[Instructions for the task] What follows is a set of records; repeat all of them exactly.

[Data lines]

:::::

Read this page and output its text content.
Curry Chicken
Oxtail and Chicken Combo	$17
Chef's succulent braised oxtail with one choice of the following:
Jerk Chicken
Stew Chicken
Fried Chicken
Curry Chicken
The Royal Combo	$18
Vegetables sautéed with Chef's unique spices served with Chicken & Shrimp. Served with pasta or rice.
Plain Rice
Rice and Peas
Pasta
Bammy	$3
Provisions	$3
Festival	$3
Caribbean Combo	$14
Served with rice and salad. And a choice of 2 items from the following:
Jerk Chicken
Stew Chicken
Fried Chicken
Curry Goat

:::::

[Response]
Read this page and output its text content.
Curry Chicken
Oxtail and Chicken Combo	$17
Chef's succulent braised oxtail with one choice of the following:
Jerk Chicken
Stew Chicken
Fried Chicken
Curry Chicken
The Royal Combo	$18
Vegetables sautéed with Chef's unique spices served with Chicken & Shrimp. Served with pasta or rice.
Plain Rice
Rice and Peas
Pasta
Bammy	$3
Provisions	$3
Festival	$3
Caribbean Combo	$14
Served with rice and salad. And a choice of 2 items from the following:
Jerk Chicken
Stew Chicken
Fried Chicken
Curry Goat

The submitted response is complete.